Start of Exercise data
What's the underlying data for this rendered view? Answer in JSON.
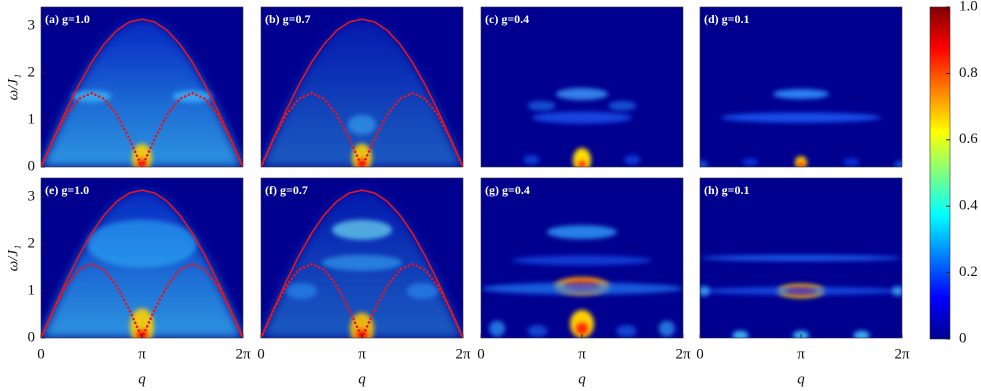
{
  "chart_data": [
    {
      "type": "heatmap",
      "title": "(a) g=1.0",
      "xlim": [
        0,
        6.2832
      ],
      "ylim": [
        0,
        3.4
      ],
      "yticks": [
        0,
        1,
        2,
        3
      ],
      "ylabel": "ω/J₁",
      "x": [
        0,
        0.393,
        0.785,
        1.178,
        1.571,
        1.963,
        2.356,
        2.749,
        3.142,
        3.534,
        3.927,
        4.32,
        4.712,
        5.105,
        5.498,
        5.89,
        6.283
      ],
      "series": [
        {
          "line_style": "solid",
          "color": "#e8141e",
          "values": [
            0,
            0.613,
            1.202,
            1.746,
            2.221,
            2.612,
            2.902,
            3.082,
            3.142,
            3.082,
            2.902,
            2.612,
            2.221,
            1.746,
            1.202,
            0.613,
            0
          ]
        },
        {
          "line_style": "dotted",
          "color": "#e8141e",
          "values": [
            0,
            0.601,
            1.111,
            1.451,
            1.571,
            1.451,
            1.111,
            0.601,
            0,
            0.601,
            1.111,
            1.451,
            1.571,
            1.451,
            1.111,
            0.601,
            0
          ]
        }
      ]
    },
    {
      "type": "heatmap",
      "title": "(b) g=0.7",
      "xlim": [
        0,
        6.2832
      ],
      "ylim": [
        0,
        3.4
      ],
      "x": [
        0,
        0.393,
        0.785,
        1.178,
        1.571,
        1.963,
        2.356,
        2.749,
        3.142,
        3.534,
        3.927,
        4.32,
        4.712,
        5.105,
        5.498,
        5.89,
        6.283
      ],
      "series": [
        {
          "line_style": "solid",
          "color": "#e8141e",
          "values": [
            0,
            0.613,
            1.202,
            1.746,
            2.221,
            2.612,
            2.902,
            3.082,
            3.142,
            3.082,
            2.902,
            2.612,
            2.221,
            1.746,
            1.202,
            0.613,
            0
          ]
        },
        {
          "line_style": "dotted",
          "color": "#e8141e",
          "values": [
            0,
            0.601,
            1.111,
            1.451,
            1.571,
            1.451,
            1.111,
            0.601,
            0,
            0.601,
            1.111,
            1.451,
            1.571,
            1.451,
            1.111,
            0.601,
            0
          ]
        }
      ]
    },
    {
      "type": "heatmap",
      "title": "(c) g=0.4",
      "xlim": [
        0,
        6.2832
      ],
      "ylim": [
        0,
        3.4
      ]
    },
    {
      "type": "heatmap",
      "title": "(d) g=0.1",
      "xlim": [
        0,
        6.2832
      ],
      "ylim": [
        0,
        3.4
      ]
    },
    {
      "type": "heatmap",
      "title": "(e) g=1.0",
      "xlim": [
        0,
        6.2832
      ],
      "ylim": [
        0,
        3.4
      ],
      "yticks": [
        0,
        1,
        2,
        3
      ],
      "ylabel": "ω/J₁",
      "xticks": [
        0,
        {
          "value": 3.1416,
          "label": "π"
        },
        {
          "value": 6.2832,
          "label": "2π"
        }
      ],
      "xlabel": "q",
      "x": [
        0,
        0.393,
        0.785,
        1.178,
        1.571,
        1.963,
        2.356,
        2.749,
        3.142,
        3.534,
        3.927,
        4.32,
        4.712,
        5.105,
        5.498,
        5.89,
        6.283
      ],
      "series": [
        {
          "line_style": "solid",
          "color": "#e8141e",
          "values": [
            0,
            0.613,
            1.202,
            1.746,
            2.221,
            2.612,
            2.902,
            3.082,
            3.142,
            3.082,
            2.902,
            2.612,
            2.221,
            1.746,
            1.202,
            0.613,
            0
          ]
        },
        {
          "line_style": "dotted",
          "color": "#e8141e",
          "values": [
            0,
            0.601,
            1.111,
            1.451,
            1.571,
            1.451,
            1.111,
            0.601,
            0,
            0.601,
            1.111,
            1.451,
            1.571,
            1.451,
            1.111,
            0.601,
            0
          ]
        }
      ]
    },
    {
      "type": "heatmap",
      "title": "(f) g=0.7",
      "xlim": [
        0,
        6.2832
      ],
      "ylim": [
        0,
        3.4
      ],
      "xticks": [
        0,
        {
          "value": 3.1416,
          "label": "π"
        },
        {
          "value": 6.2832,
          "label": "2π"
        }
      ],
      "xlabel": "q",
      "x": [
        0,
        0.393,
        0.785,
        1.178,
        1.571,
        1.963,
        2.356,
        2.749,
        3.142,
        3.534,
        3.927,
        4.32,
        4.712,
        5.105,
        5.498,
        5.89,
        6.283
      ],
      "series": [
        {
          "line_style": "solid",
          "color": "#e8141e",
          "values": [
            0,
            0.613,
            1.202,
            1.746,
            2.221,
            2.612,
            2.902,
            3.082,
            3.142,
            3.082,
            2.902,
            2.612,
            2.221,
            1.746,
            1.202,
            0.613,
            0
          ]
        },
        {
          "line_style": "dotted",
          "color": "#e8141e",
          "values": [
            0,
            0.601,
            1.111,
            1.451,
            1.571,
            1.451,
            1.111,
            0.601,
            0,
            0.601,
            1.111,
            1.451,
            1.571,
            1.451,
            1.111,
            0.601,
            0
          ]
        }
      ]
    },
    {
      "type": "heatmap",
      "title": "(g) g=0.4",
      "xlim": [
        0,
        6.2832
      ],
      "ylim": [
        0,
        3.4
      ],
      "xticks": [
        0,
        {
          "value": 3.1416,
          "label": "π"
        },
        {
          "value": 6.2832,
          "label": "2π"
        }
      ],
      "xlabel": "q"
    },
    {
      "type": "heatmap",
      "title": "(h) g=0.1",
      "xlim": [
        0,
        6.2832
      ],
      "ylim": [
        0,
        3.4
      ],
      "xticks": [
        0,
        {
          "value": 3.1416,
          "label": "π"
        },
        {
          "value": 6.2832,
          "label": "2π"
        }
      ],
      "xlabel": "q"
    },
    {
      "type": "colorbar",
      "zlim": [
        0,
        1
      ],
      "zticks": [
        0,
        0.2,
        0.4,
        0.6,
        0.8,
        {
          "value": 1,
          "label": "1.0"
        }
      ]
    }
  ]
}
End of Exercise data
- _Job_:
The records above should be reproduced exactly, with no pictures included.

- _Response for this exercise_:
What's the underlying data for this rendered view? Answer in JSON.
{
  "chart_data": [
    {
      "type": "heatmap",
      "title": "(a) g=1.0",
      "xlim": [
        0,
        6.2832
      ],
      "ylim": [
        0,
        3.4
      ],
      "yticks": [
        0,
        1,
        2,
        3
      ],
      "ylabel": "ω/J₁",
      "x": [
        0,
        0.393,
        0.785,
        1.178,
        1.571,
        1.963,
        2.356,
        2.749,
        3.142,
        3.534,
        3.927,
        4.32,
        4.712,
        5.105,
        5.498,
        5.89,
        6.283
      ],
      "series": [
        {
          "line_style": "solid",
          "color": "#e8141e",
          "values": [
            0,
            0.613,
            1.202,
            1.746,
            2.221,
            2.612,
            2.902,
            3.082,
            3.142,
            3.082,
            2.902,
            2.612,
            2.221,
            1.746,
            1.202,
            0.613,
            0
          ]
        },
        {
          "line_style": "dotted",
          "color": "#e8141e",
          "values": [
            0,
            0.601,
            1.111,
            1.451,
            1.571,
            1.451,
            1.111,
            0.601,
            0,
            0.601,
            1.111,
            1.451,
            1.571,
            1.451,
            1.111,
            0.601,
            0
          ]
        }
      ]
    },
    {
      "type": "heatmap",
      "title": "(b) g=0.7",
      "xlim": [
        0,
        6.2832
      ],
      "ylim": [
        0,
        3.4
      ],
      "x": [
        0,
        0.393,
        0.785,
        1.178,
        1.571,
        1.963,
        2.356,
        2.749,
        3.142,
        3.534,
        3.927,
        4.32,
        4.712,
        5.105,
        5.498,
        5.89,
        6.283
      ],
      "series": [
        {
          "line_style": "solid",
          "color": "#e8141e",
          "values": [
            0,
            0.613,
            1.202,
            1.746,
            2.221,
            2.612,
            2.902,
            3.082,
            3.142,
            3.082,
            2.902,
            2.612,
            2.221,
            1.746,
            1.202,
            0.613,
            0
          ]
        },
        {
          "line_style": "dotted",
          "color": "#e8141e",
          "values": [
            0,
            0.601,
            1.111,
            1.451,
            1.571,
            1.451,
            1.111,
            0.601,
            0,
            0.601,
            1.111,
            1.451,
            1.571,
            1.451,
            1.111,
            0.601,
            0
          ]
        }
      ]
    },
    {
      "type": "heatmap",
      "title": "(c) g=0.4",
      "xlim": [
        0,
        6.2832
      ],
      "ylim": [
        0,
        3.4
      ]
    },
    {
      "type": "heatmap",
      "title": "(d) g=0.1",
      "xlim": [
        0,
        6.2832
      ],
      "ylim": [
        0,
        3.4
      ]
    },
    {
      "type": "heatmap",
      "title": "(e) g=1.0",
      "xlim": [
        0,
        6.2832
      ],
      "ylim": [
        0,
        3.4
      ],
      "yticks": [
        0,
        1,
        2,
        3
      ],
      "ylabel": "ω/J₁",
      "xticks": [
        0,
        {
          "value": 3.1416,
          "label": "π"
        },
        {
          "value": 6.2832,
          "label": "2π"
        }
      ],
      "xlabel": "q",
      "x": [
        0,
        0.393,
        0.785,
        1.178,
        1.571,
        1.963,
        2.356,
        2.749,
        3.142,
        3.534,
        3.927,
        4.32,
        4.712,
        5.105,
        5.498,
        5.89,
        6.283
      ],
      "series": [
        {
          "line_style": "solid",
          "color": "#e8141e",
          "values": [
            0,
            0.613,
            1.202,
            1.746,
            2.221,
            2.612,
            2.902,
            3.082,
            3.142,
            3.082,
            2.902,
            2.612,
            2.221,
            1.746,
            1.202,
            0.613,
            0
          ]
        },
        {
          "line_style": "dotted",
          "color": "#e8141e",
          "values": [
            0,
            0.601,
            1.111,
            1.451,
            1.571,
            1.451,
            1.111,
            0.601,
            0,
            0.601,
            1.111,
            1.451,
            1.571,
            1.451,
            1.111,
            0.601,
            0
          ]
        }
      ]
    },
    {
      "type": "heatmap",
      "title": "(f) g=0.7",
      "xlim": [
        0,
        6.2832
      ],
      "ylim": [
        0,
        3.4
      ],
      "xticks": [
        0,
        {
          "value": 3.1416,
          "label": "π"
        },
        {
          "value": 6.2832,
          "label": "2π"
        }
      ],
      "xlabel": "q",
      "x": [
        0,
        0.393,
        0.785,
        1.178,
        1.571,
        1.963,
        2.356,
        2.749,
        3.142,
        3.534,
        3.927,
        4.32,
        4.712,
        5.105,
        5.498,
        5.89,
        6.283
      ],
      "series": [
        {
          "line_style": "solid",
          "color": "#e8141e",
          "values": [
            0,
            0.613,
            1.202,
            1.746,
            2.221,
            2.612,
            2.902,
            3.082,
            3.142,
            3.082,
            2.902,
            2.612,
            2.221,
            1.746,
            1.202,
            0.613,
            0
          ]
        },
        {
          "line_style": "dotted",
          "color": "#e8141e",
          "values": [
            0,
            0.601,
            1.111,
            1.451,
            1.571,
            1.451,
            1.111,
            0.601,
            0,
            0.601,
            1.111,
            1.451,
            1.571,
            1.451,
            1.111,
            0.601,
            0
          ]
        }
      ]
    },
    {
      "type": "heatmap",
      "title": "(g) g=0.4",
      "xlim": [
        0,
        6.2832
      ],
      "ylim": [
        0,
        3.4
      ],
      "xticks": [
        0,
        {
          "value": 3.1416,
          "label": "π"
        },
        {
          "value": 6.2832,
          "label": "2π"
        }
      ],
      "xlabel": "q"
    },
    {
      "type": "heatmap",
      "title": "(h) g=0.1",
      "xlim": [
        0,
        6.2832
      ],
      "ylim": [
        0,
        3.4
      ],
      "xticks": [
        0,
        {
          "value": 3.1416,
          "label": "π"
        },
        {
          "value": 6.2832,
          "label": "2π"
        }
      ],
      "xlabel": "q"
    },
    {
      "type": "colorbar",
      "zlim": [
        0,
        1
      ],
      "zticks": [
        0,
        0.2,
        0.4,
        0.6,
        0.8,
        {
          "value": 1,
          "label": "1.0"
        }
      ]
    }
  ]
}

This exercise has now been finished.